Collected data
────────────────────
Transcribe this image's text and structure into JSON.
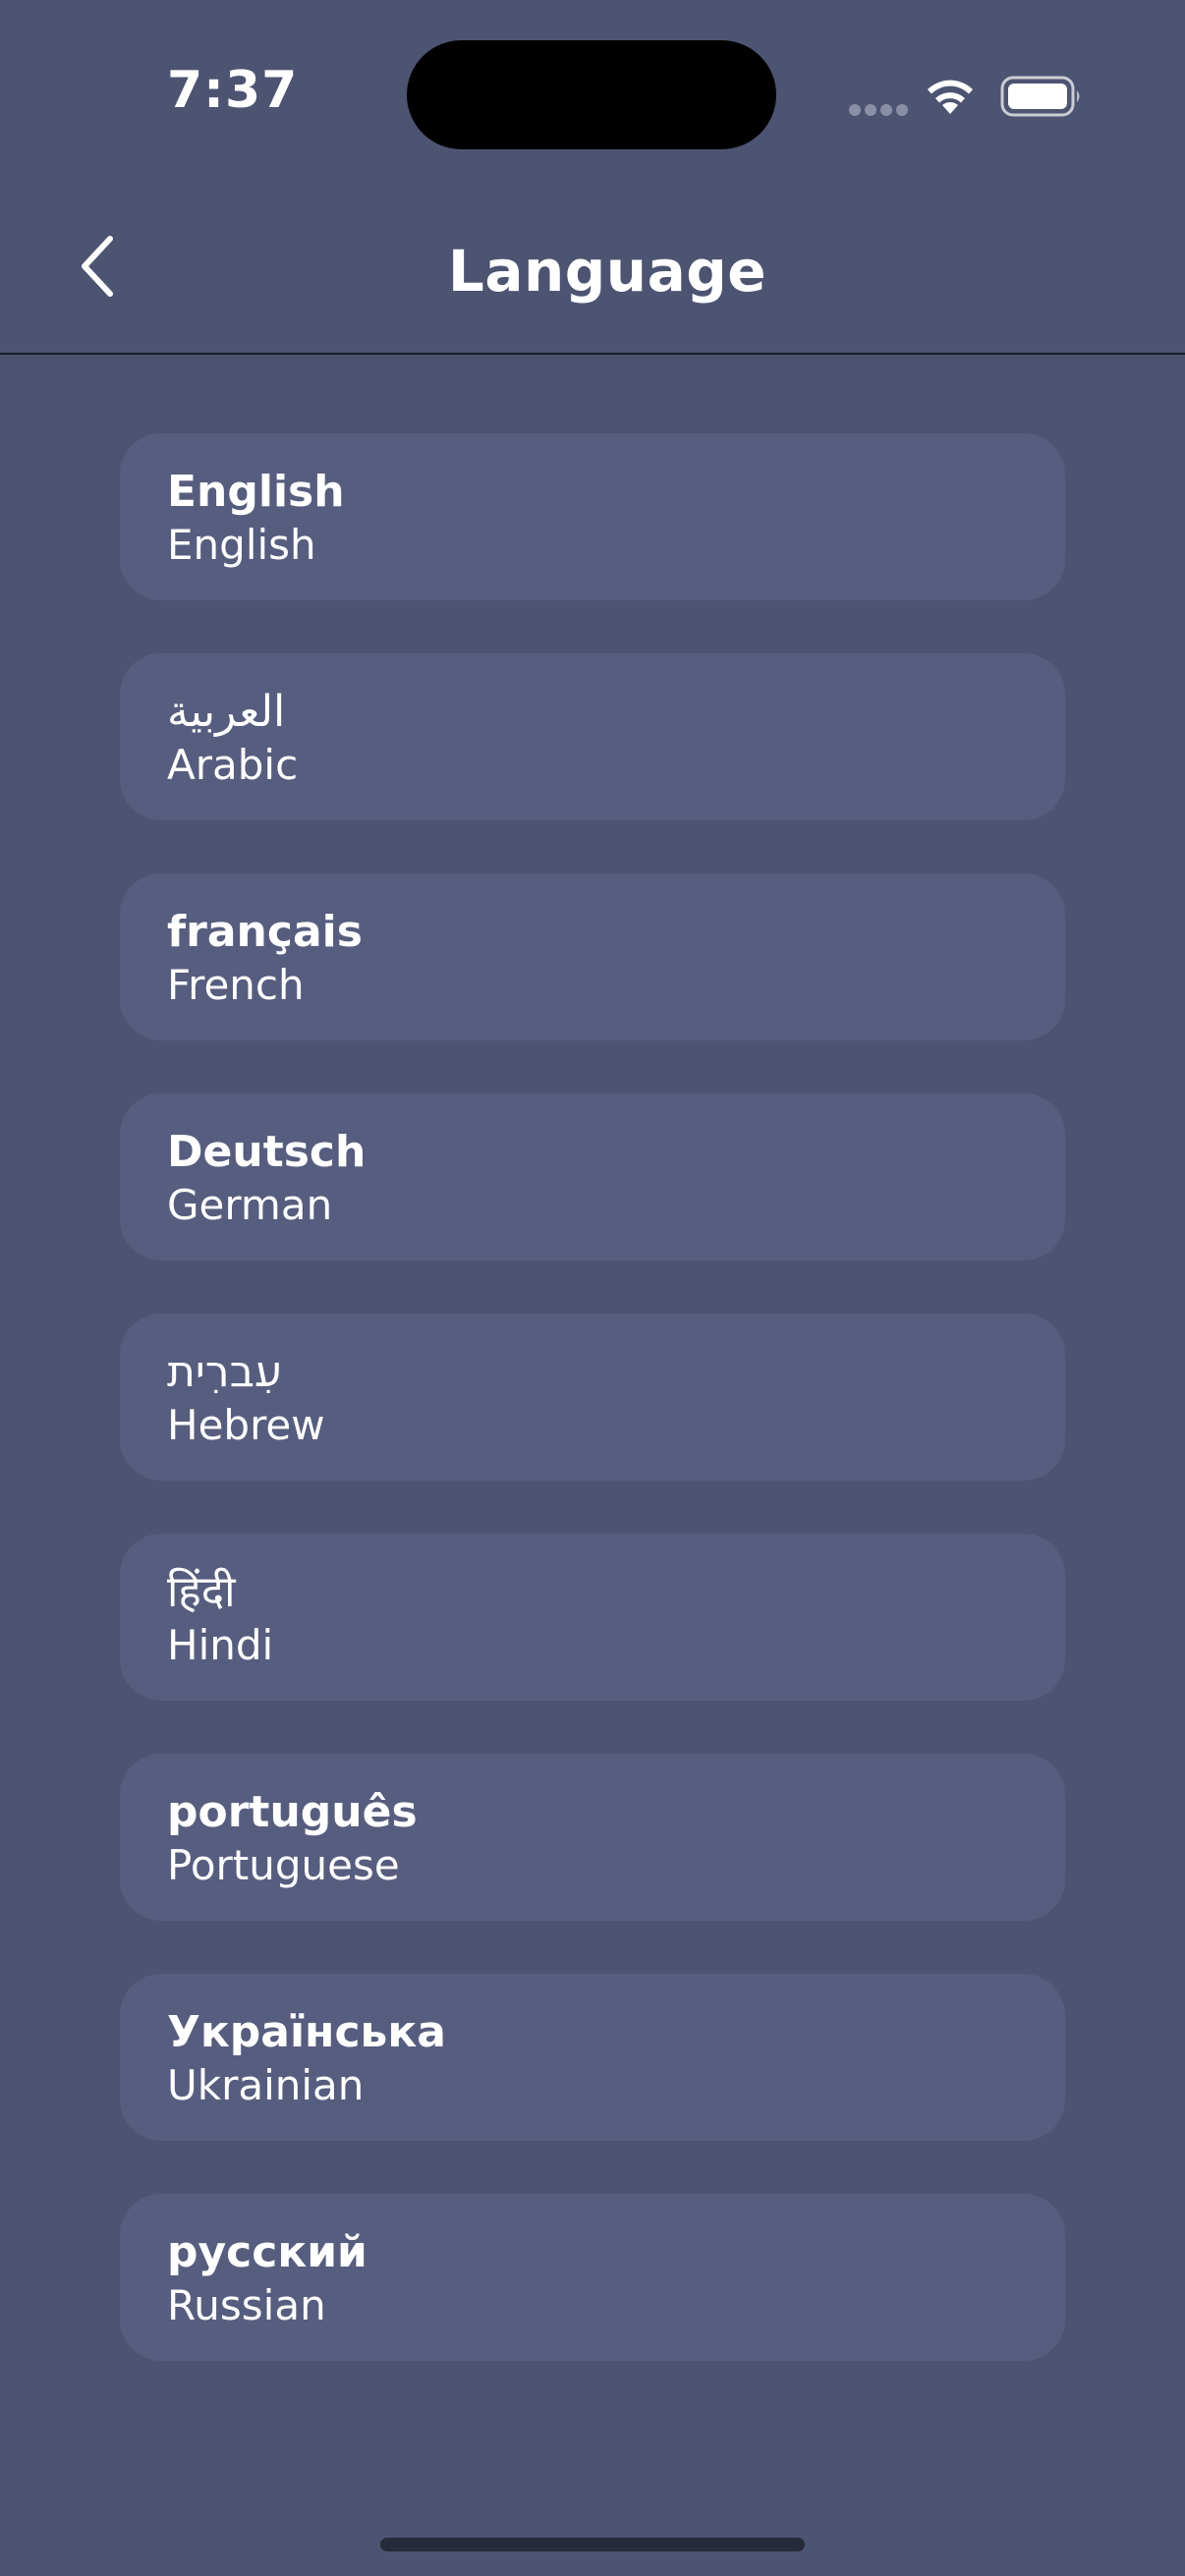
{
  "status_bar": {
    "time": "7:37"
  },
  "header": {
    "title": "Language",
    "back_icon": "chevron-left-icon"
  },
  "languages": [
    {
      "native": "English",
      "english": "English"
    },
    {
      "native": "العربية",
      "english": "Arabic"
    },
    {
      "native": "français",
      "english": "French"
    },
    {
      "native": "Deutsch",
      "english": "German"
    },
    {
      "native": "עִברִית",
      "english": "Hebrew"
    },
    {
      "native": "हिंदी",
      "english": "Hindi"
    },
    {
      "native": "português",
      "english": "Portuguese"
    },
    {
      "native": "Українська",
      "english": "Ukrainian"
    },
    {
      "native": "русский",
      "english": "Russian"
    }
  ],
  "colors": {
    "background": "#4d5472",
    "card": "#575d7e",
    "text": "#ffffff"
  }
}
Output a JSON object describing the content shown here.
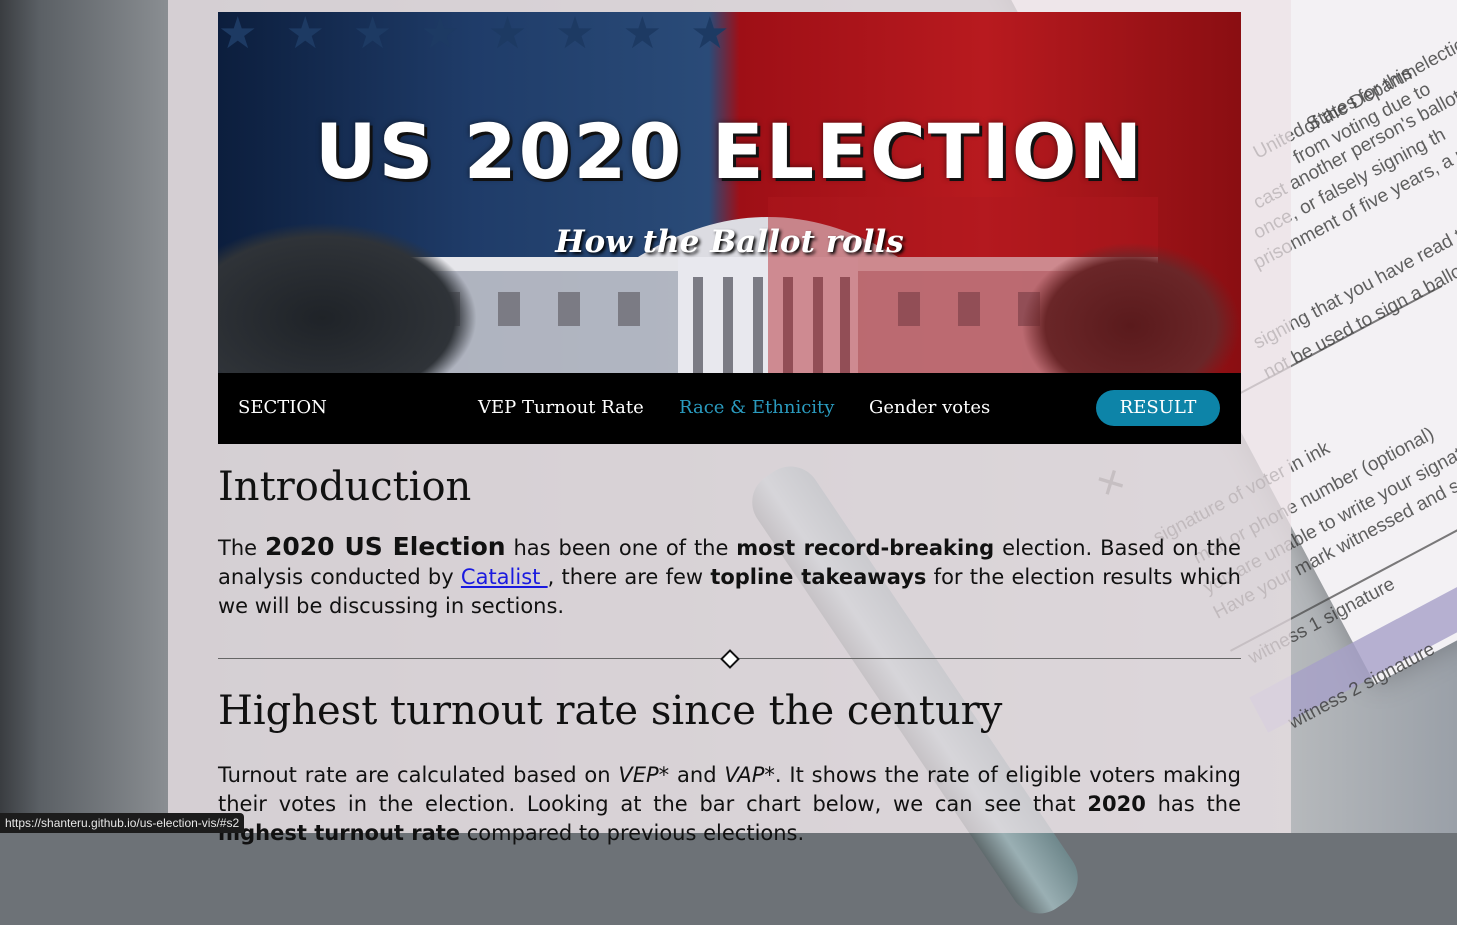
{
  "hero": {
    "title": "US 2020 ELECTION",
    "subtitle": "How the Ballot rolls"
  },
  "nav": {
    "brand": "SECTION",
    "items": [
      {
        "label": "VEP Turnout Rate",
        "active": false
      },
      {
        "label": "Race & Ethnicity",
        "active": true
      },
      {
        "label": "Gender votes",
        "active": false
      }
    ],
    "result_label": "RESULT"
  },
  "intro": {
    "heading": "Introduction",
    "p_the": "The",
    "p_bold1": "2020 US Election",
    "p_text1": "has been one of the",
    "p_bold2": "most record-breaking",
    "p_text2": "election. Based on the analysis conducted by",
    "link": "Catalist ",
    "p_text3": ", there are few",
    "p_bold3": "topline takeaways",
    "p_text4": "for the election results which we will be discussing in sections."
  },
  "turnout": {
    "heading": "Highest turnout rate since the century",
    "t1": "Turnout rate are calculated based on",
    "vep": "VEP*",
    "t2": "and",
    "vap": "VAP*",
    "t3": ". It shows the rate of eligible voters making their votes in the election. Looking at the bar chart below, we can see that",
    "b1": "2020",
    "t4": "has the",
    "b2": "highest turnout rate",
    "t5": "compared to previous elections."
  },
  "background_form": {
    "lines": [
      "of the Departm",
      "from voting due to",
      "United States for this election.",
      "cast another person's ballot. Atte",
      "once, or falsely signing th",
      "prisonment of five years, a maxim",
      "signing that you have read the d",
      "not be used to sign a ballot for so",
      "signature of voter in ink",
      "mail or phone number (optional)",
      "you are unable to write your signature",
      "Have your mark witnessed and s",
      "witness 1 signature",
      "witness 2 signature"
    ]
  },
  "status_url": "https://shanteru.github.io/us-election-vis/#s2",
  "colors": {
    "nav_bg": "#000000",
    "active_nav": "#2a9bbf",
    "result_btn": "#0d84a8",
    "link": "#1a1adf"
  }
}
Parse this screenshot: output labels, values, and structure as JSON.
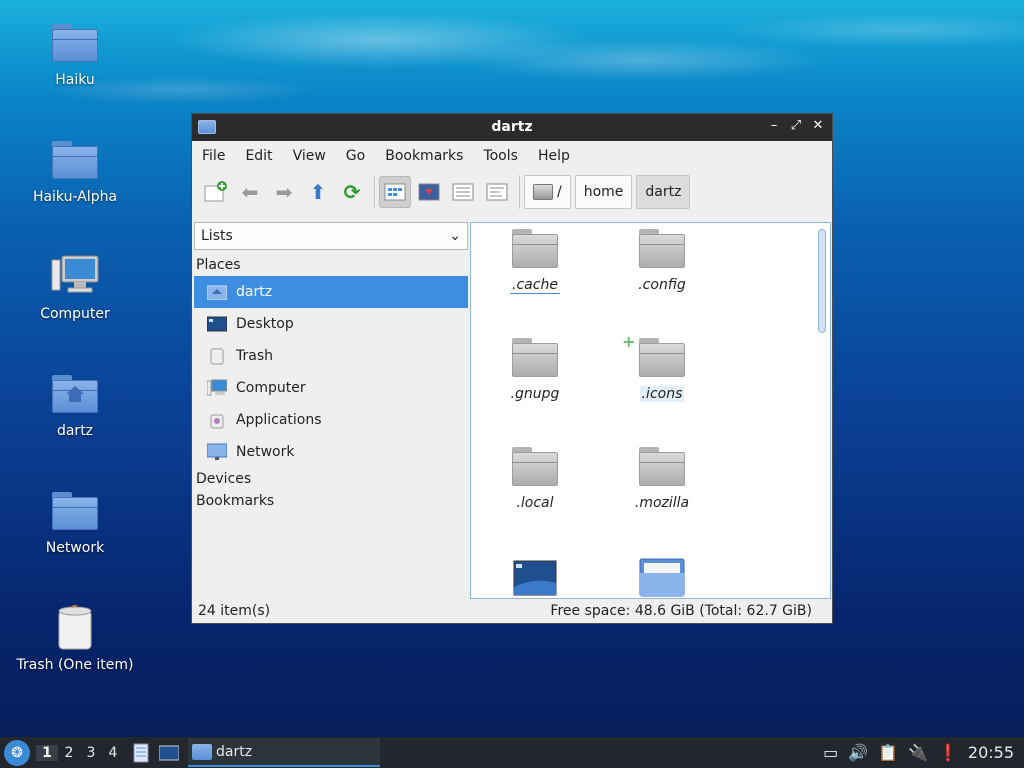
────────────────────
Stated task: Go through the listing above and write it all out exactly, leaving out any picture.

Result of the task:
Transcribe this image's text and structure into JSON.
{
  "status_bar": {
    "time": "7:37"
  },
  "header": {
    "title": "Language",
    "back_icon": "chevron-left-icon"
  },
  "languages": [
    {
      "native": "English",
      "english": "English"
    },
    {
      "native": "العربية",
      "english": "Arabic"
    },
    {
      "native": "français",
      "english": "French"
    },
    {
      "native": "Deutsch",
      "english": "German"
    },
    {
      "native": "עִברִית",
      "english": "Hebrew"
    },
    {
      "native": "हिंदी",
      "english": "Hindi"
    },
    {
      "native": "português",
      "english": "Portuguese"
    },
    {
      "native": "Українська",
      "english": "Ukrainian"
    },
    {
      "native": "русский",
      "english": "Russian"
    }
  ],
  "colors": {
    "background": "#4d5472",
    "card": "#575d7e",
    "text": "#ffffff"
  }
}
Output a JSON object describing the content shown here.
{
  "hero": {
    "title": "US 2020 ELECTION",
    "subtitle": "How the Ballot rolls"
  },
  "nav": {
    "brand": "SECTION",
    "items": [
      {
        "label": "VEP Turnout Rate",
        "active": false
      },
      {
        "label": "Race & Ethnicity",
        "active": true
      },
      {
        "label": "Gender votes",
        "active": false
      }
    ],
    "result_label": "RESULT"
  },
  "intro": {
    "heading": "Introduction",
    "p_the": "The",
    "p_bold1": "2020 US Election",
    "p_text1": "has been one of the",
    "p_bold2": "most record-breaking",
    "p_text2": "election. Based on the analysis conducted by",
    "link": "Catalist ",
    "p_text3": ", there are few",
    "p_bold3": "topline takeaways",
    "p_text4": "for the election results which we will be discussing in sections."
  },
  "turnout": {
    "heading": "Highest turnout rate since the century",
    "t1": "Turnout rate are calculated based on",
    "vep": "VEP*",
    "t2": "and",
    "vap": "VAP*",
    "t3": ". It shows the rate of eligible voters making their votes in the election. Looking at the bar chart below, we can see that",
    "b1": "2020",
    "t4": "has the",
    "b2": "highest turnout rate",
    "t5": "compared to previous elections."
  },
  "background_form": {
    "lines": [
      "of the Departm",
      "from voting due to",
      "United States for this election.",
      "cast another person's ballot. Atte",
      "once, or falsely signing th",
      "prisonment of five years, a maxim",
      "signing that you have read the d",
      "not be used to sign a ballot for so",
      "signature of voter in ink",
      "mail or phone number (optional)",
      "you are unable to write your signature",
      "Have your mark witnessed and s",
      "witness 1 signature",
      "witness 2 signature"
    ]
  },
  "status_url": "https://shanteru.github.io/us-election-vis/#s2",
  "colors": {
    "nav_bg": "#000000",
    "active_nav": "#2a9bbf",
    "result_btn": "#0d84a8",
    "link": "#1a1adf"
  }
}
Parse this screenshot: output labels, values, and structure as JSON.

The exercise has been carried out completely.